RECORDS

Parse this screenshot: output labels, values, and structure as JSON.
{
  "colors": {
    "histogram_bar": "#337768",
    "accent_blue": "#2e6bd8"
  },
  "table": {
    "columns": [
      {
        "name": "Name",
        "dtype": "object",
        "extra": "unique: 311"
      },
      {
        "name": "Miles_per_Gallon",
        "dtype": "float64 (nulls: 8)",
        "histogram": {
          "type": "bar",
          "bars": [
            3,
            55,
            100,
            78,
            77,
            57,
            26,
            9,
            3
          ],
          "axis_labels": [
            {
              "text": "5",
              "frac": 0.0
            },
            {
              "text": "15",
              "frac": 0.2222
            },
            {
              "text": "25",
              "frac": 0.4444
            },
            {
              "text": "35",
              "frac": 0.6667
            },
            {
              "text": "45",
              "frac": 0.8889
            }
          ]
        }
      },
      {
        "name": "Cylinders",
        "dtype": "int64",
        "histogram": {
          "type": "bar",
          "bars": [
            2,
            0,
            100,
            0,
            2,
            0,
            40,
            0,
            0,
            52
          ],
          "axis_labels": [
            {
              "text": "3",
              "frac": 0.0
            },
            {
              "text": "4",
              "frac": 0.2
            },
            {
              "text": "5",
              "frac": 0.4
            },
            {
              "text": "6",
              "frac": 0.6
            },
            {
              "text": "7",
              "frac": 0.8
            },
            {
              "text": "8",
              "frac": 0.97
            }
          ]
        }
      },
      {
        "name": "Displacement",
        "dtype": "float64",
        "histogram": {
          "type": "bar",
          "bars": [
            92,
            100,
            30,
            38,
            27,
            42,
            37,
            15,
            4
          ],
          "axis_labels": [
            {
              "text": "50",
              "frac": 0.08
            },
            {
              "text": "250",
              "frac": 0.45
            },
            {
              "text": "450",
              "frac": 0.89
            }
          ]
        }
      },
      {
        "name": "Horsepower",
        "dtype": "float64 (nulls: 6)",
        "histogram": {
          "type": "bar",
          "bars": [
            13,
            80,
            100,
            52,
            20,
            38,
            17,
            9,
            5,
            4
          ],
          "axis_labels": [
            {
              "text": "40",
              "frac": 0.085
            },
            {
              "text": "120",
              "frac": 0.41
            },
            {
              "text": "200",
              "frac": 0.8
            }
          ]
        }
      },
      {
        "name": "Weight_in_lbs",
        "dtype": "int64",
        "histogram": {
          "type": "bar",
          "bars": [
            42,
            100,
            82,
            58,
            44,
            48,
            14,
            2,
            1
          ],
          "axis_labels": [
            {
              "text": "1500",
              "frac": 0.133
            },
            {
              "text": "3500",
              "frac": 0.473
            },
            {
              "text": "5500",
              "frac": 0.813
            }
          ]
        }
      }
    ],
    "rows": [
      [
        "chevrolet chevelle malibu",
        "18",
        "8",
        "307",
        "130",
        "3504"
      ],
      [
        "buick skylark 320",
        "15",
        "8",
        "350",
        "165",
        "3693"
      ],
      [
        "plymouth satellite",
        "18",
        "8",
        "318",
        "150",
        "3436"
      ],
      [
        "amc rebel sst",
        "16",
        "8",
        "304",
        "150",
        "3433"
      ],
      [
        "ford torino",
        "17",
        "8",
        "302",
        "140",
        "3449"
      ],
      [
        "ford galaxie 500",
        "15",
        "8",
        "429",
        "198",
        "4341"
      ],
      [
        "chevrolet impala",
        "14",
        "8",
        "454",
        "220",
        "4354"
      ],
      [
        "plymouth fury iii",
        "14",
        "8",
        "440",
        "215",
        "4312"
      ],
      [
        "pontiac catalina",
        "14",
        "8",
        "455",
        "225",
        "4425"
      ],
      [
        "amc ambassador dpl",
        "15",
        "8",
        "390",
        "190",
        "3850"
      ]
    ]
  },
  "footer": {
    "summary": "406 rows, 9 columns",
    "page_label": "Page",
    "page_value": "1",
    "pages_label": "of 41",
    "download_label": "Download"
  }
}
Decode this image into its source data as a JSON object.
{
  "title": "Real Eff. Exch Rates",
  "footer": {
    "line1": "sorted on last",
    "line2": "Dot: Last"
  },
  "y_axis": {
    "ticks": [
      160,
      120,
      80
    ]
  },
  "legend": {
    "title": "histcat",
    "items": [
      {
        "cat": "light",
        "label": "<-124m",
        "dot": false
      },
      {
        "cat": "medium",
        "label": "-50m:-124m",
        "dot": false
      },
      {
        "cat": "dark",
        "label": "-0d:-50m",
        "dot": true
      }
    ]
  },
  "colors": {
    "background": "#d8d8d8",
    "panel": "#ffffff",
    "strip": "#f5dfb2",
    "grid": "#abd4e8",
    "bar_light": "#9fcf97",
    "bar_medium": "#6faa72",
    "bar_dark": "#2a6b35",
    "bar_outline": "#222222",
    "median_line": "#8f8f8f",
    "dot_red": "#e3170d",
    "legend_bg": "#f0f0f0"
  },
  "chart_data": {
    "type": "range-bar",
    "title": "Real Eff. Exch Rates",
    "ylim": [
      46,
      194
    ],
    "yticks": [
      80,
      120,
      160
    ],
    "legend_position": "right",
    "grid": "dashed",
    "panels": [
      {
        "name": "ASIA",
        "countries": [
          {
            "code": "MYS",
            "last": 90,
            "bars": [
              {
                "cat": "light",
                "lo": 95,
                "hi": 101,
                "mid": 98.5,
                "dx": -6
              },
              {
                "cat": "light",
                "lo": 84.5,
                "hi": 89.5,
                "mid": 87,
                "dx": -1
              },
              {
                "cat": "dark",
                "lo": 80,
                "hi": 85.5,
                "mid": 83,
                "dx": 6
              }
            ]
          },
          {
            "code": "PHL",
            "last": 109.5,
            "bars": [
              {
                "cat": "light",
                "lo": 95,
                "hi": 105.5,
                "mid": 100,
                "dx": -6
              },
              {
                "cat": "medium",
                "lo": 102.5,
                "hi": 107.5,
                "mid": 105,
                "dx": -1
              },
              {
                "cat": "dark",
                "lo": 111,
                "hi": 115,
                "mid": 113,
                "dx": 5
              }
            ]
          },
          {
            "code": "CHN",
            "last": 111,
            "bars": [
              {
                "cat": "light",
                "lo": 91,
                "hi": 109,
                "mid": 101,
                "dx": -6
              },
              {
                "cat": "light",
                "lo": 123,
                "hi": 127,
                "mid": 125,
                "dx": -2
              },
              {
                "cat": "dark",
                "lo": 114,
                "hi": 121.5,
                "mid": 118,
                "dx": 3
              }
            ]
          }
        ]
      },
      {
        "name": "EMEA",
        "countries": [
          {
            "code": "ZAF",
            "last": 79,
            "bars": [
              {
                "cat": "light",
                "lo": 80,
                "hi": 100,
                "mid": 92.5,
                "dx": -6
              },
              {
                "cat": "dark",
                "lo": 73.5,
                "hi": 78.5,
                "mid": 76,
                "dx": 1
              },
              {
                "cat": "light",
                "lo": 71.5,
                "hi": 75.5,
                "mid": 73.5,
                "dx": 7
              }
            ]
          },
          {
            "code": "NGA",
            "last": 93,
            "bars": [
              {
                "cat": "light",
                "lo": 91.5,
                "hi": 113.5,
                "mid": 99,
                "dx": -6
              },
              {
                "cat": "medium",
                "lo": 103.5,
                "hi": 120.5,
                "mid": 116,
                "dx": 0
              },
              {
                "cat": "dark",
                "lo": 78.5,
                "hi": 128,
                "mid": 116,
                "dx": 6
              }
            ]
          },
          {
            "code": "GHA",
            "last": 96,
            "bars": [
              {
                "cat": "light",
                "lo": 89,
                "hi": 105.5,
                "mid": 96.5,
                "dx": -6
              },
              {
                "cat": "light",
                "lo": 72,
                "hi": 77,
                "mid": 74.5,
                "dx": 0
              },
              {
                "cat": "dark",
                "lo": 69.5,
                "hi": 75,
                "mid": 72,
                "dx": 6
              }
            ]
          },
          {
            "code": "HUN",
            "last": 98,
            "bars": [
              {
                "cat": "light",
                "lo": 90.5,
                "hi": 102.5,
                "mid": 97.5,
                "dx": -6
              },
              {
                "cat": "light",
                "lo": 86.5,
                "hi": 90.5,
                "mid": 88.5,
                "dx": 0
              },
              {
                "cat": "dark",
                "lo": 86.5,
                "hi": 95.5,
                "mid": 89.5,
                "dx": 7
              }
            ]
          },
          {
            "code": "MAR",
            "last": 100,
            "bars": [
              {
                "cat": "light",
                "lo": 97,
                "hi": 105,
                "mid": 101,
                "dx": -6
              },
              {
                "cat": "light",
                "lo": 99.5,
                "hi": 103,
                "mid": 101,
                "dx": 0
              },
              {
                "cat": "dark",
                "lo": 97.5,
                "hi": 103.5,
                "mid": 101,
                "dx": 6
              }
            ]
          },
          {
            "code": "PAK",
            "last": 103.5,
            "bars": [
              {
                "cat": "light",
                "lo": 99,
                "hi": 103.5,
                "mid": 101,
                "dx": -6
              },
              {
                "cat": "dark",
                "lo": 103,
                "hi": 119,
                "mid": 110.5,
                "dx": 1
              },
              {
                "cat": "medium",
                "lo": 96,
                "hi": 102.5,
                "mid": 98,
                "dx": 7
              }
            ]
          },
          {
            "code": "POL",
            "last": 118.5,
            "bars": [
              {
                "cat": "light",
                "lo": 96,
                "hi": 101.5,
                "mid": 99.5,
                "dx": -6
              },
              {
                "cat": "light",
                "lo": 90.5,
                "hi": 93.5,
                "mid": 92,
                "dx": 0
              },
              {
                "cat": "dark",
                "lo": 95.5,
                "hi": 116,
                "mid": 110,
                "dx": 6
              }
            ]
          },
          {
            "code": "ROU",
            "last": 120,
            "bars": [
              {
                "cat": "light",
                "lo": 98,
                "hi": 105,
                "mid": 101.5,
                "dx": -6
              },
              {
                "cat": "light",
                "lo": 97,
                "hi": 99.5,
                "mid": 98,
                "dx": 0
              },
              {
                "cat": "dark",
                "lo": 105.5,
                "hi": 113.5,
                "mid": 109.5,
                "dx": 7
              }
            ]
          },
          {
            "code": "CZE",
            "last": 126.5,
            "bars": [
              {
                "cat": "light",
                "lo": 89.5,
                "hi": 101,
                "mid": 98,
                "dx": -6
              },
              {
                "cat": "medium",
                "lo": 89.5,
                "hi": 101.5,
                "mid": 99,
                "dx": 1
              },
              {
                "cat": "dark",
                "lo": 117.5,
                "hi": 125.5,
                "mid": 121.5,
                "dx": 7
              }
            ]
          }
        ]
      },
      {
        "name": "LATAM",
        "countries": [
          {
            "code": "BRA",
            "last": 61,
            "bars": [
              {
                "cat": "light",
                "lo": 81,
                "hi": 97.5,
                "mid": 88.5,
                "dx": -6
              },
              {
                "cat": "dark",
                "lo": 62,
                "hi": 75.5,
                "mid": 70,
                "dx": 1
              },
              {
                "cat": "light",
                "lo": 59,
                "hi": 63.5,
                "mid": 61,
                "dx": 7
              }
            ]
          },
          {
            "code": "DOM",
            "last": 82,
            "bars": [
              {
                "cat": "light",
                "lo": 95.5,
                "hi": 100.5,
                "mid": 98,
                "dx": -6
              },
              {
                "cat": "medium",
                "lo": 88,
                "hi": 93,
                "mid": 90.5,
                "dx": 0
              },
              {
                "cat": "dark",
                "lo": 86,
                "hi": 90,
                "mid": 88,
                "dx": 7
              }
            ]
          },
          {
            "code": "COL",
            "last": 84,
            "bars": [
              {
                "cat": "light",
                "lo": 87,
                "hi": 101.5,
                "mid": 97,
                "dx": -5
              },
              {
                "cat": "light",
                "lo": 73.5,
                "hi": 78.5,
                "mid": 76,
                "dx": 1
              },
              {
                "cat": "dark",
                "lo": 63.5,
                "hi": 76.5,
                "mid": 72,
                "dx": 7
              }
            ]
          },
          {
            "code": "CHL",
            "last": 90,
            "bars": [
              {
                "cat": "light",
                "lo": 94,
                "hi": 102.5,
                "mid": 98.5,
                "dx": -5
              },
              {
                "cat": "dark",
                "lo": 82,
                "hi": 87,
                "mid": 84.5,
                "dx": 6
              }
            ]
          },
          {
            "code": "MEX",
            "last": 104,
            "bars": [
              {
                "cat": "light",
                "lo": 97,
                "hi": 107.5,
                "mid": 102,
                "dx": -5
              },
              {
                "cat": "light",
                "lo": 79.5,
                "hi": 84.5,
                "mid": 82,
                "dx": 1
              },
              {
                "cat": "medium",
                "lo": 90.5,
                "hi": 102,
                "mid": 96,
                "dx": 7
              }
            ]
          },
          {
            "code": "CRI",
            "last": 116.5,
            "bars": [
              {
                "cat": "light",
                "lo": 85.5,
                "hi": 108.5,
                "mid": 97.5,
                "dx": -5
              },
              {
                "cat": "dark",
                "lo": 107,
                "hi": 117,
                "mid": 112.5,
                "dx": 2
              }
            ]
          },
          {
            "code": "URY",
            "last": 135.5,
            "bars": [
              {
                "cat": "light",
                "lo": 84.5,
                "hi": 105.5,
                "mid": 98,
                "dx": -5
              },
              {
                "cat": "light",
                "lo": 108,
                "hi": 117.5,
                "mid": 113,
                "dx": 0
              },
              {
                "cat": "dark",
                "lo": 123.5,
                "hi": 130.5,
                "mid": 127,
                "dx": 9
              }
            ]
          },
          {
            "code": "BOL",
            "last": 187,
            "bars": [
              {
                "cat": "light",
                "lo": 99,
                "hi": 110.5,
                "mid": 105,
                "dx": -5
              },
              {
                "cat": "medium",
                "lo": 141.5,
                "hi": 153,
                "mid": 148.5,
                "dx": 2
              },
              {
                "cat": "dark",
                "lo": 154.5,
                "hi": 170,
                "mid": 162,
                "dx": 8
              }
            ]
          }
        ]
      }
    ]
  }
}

WHAT IS EXPECTED
Filter the records above for lines containing the word "plymouth", and copy those lines.

ANSWER TO THE PROBLEM
        "plymouth satellite",
        "plymouth fury iii",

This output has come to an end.